>> BEGIN Information given

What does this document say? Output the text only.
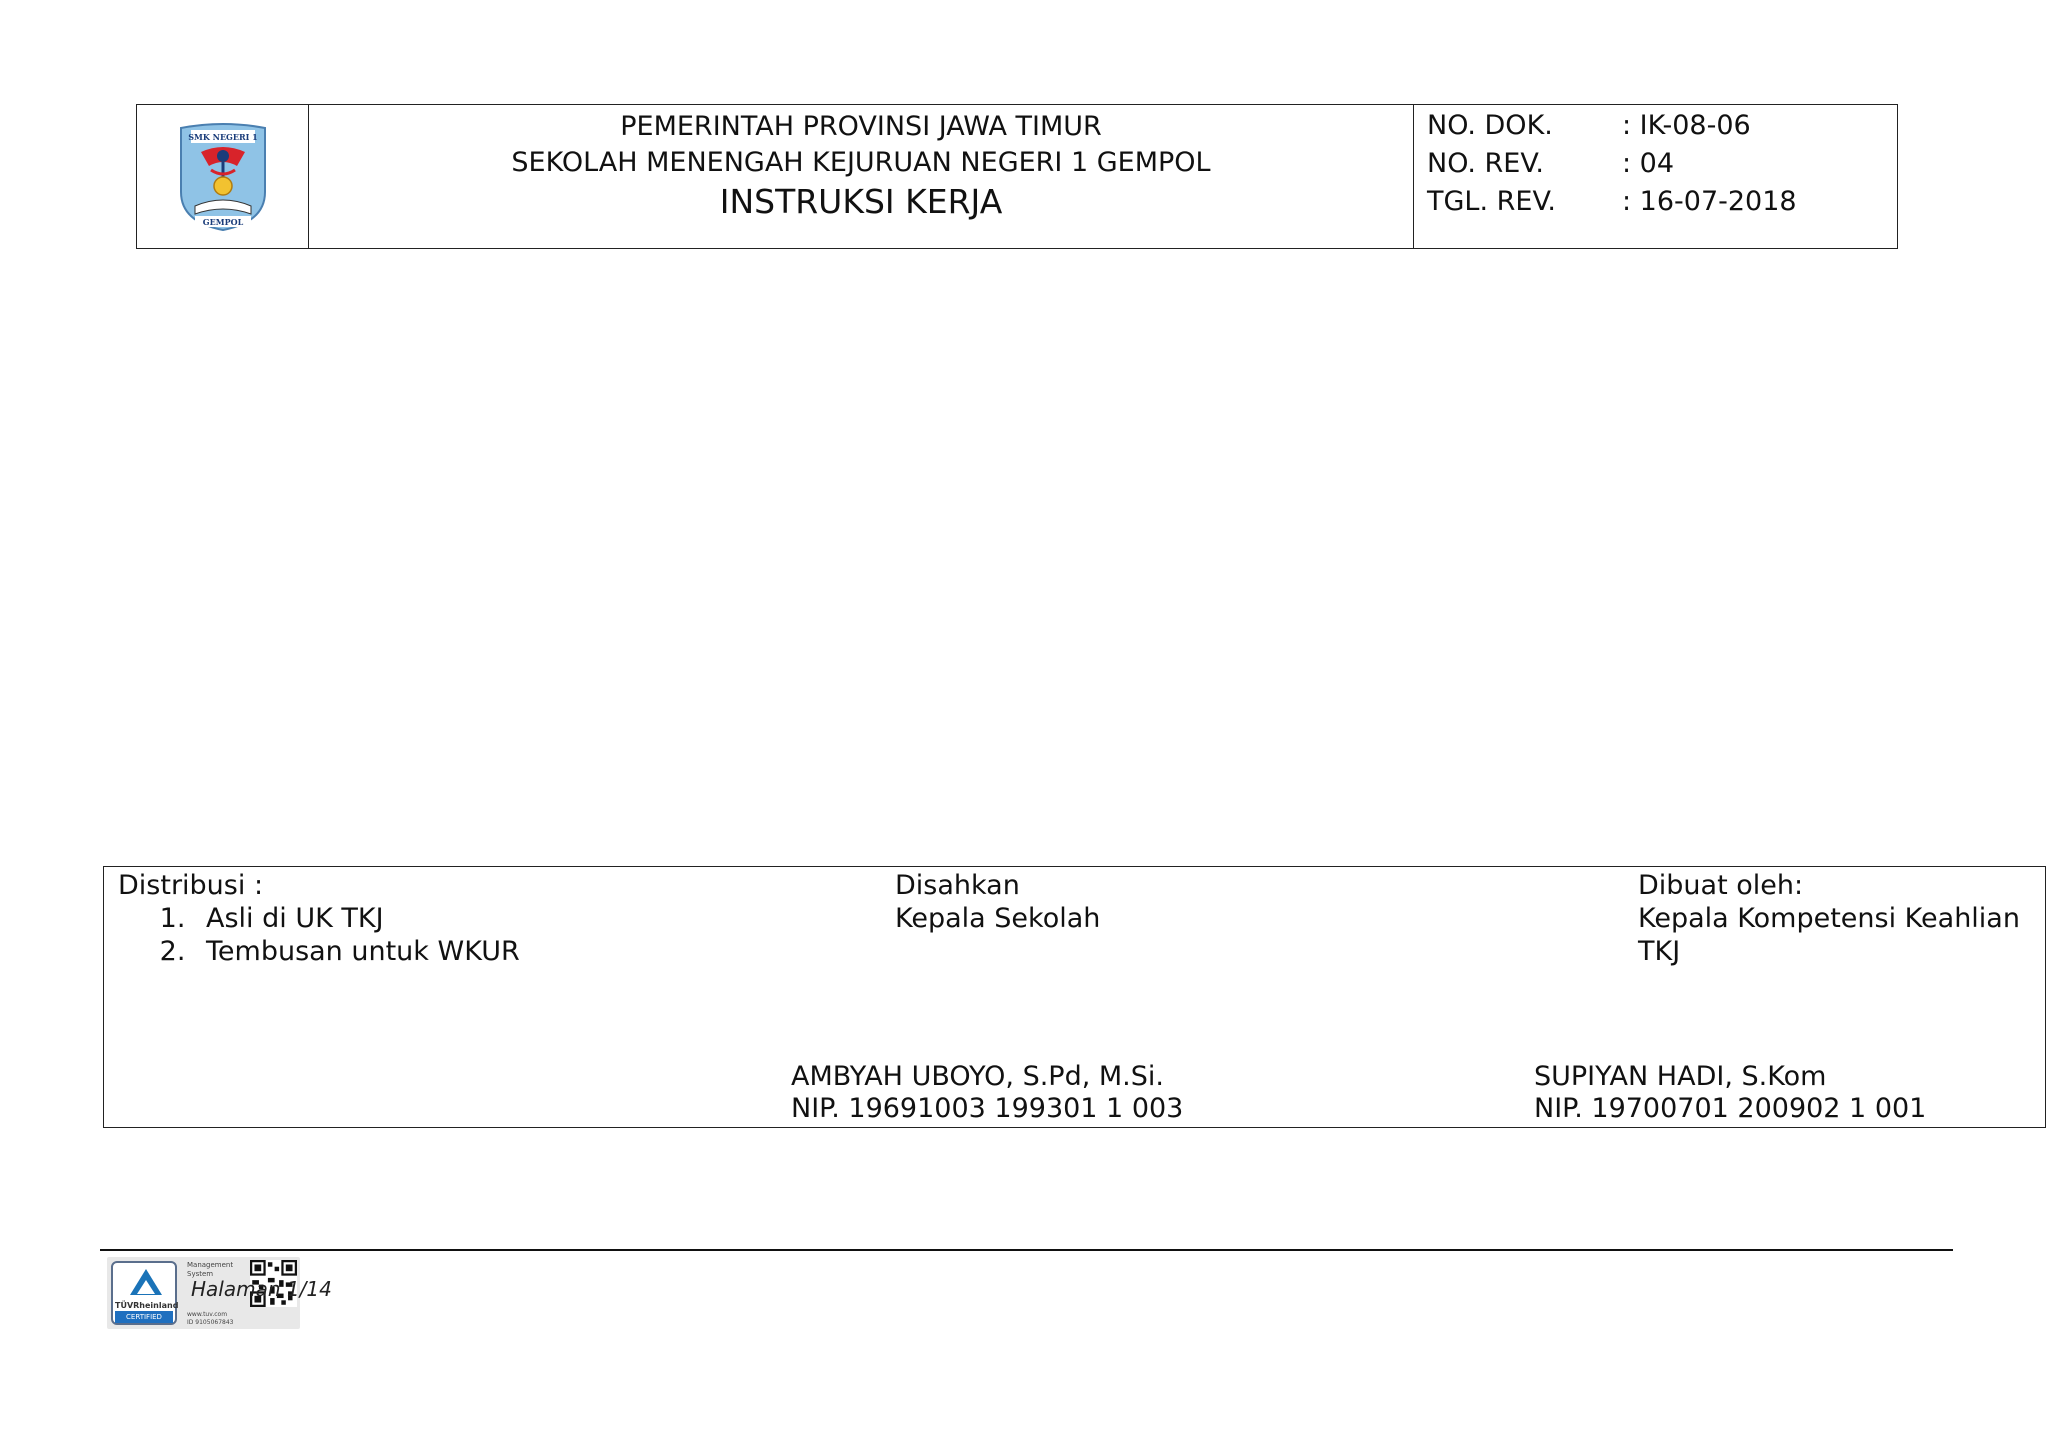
SMK NEGERI 1
GEMPOL
PEMERINTAH PROVINSI JAWA TIMUR
SEKOLAH MENENGAH KEJURUAN NEGERI 1 GEMPOL
INSTRUKSI KERJA
NO. DOK.	: IK-08-06
NO. REV.	: 04
TGL. REV.	: 16-07-2018
Distribusi :
1. Asli di UK TKJ
2. Tembusan untuk WKUR
Disahkan
Kepala Sekolah
Dibuat oleh:
Kepala Kompetensi Keahlian TKJ
AMBYAH UBOYO, S.Pd, M.Si.
NIP. 19691003 199301 1 003
SUPIYAN HADI, S.Kom
NIP. 19700701 200902 1 001
TÜVRheinland
CERTIFIED
Management
System
www.tuv.com
ID 9105067843
Halaman 1/14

>> END Information given

Your task is to repeat the material above exactly, without its pictures.

What does this document say? Output the text only.
SMK NEGERI 1
GEMPOL
PEMERINTAH PROVINSI JAWA TIMUR
SEKOLAH MENENGAH KEJURUAN NEGERI 1 GEMPOL
INSTRUKSI KERJA
NO. DOK.	: IK-08-06
NO. REV.	: 04
TGL. REV.	: 16-07-2018
Distribusi :
1. Asli di UK TKJ
2. Tembusan untuk WKUR
Disahkan
Kepala Sekolah
Dibuat oleh:
Kepala Kompetensi Keahlian TKJ
AMBYAH UBOYO, S.Pd, M.Si.
NIP. 19691003 199301 1 003
SUPIYAN HADI, S.Kom
NIP. 19700701 200902 1 001
TÜVRheinland
CERTIFIED
Management
System
www.tuv.com
ID 9105067843
Halaman 1/14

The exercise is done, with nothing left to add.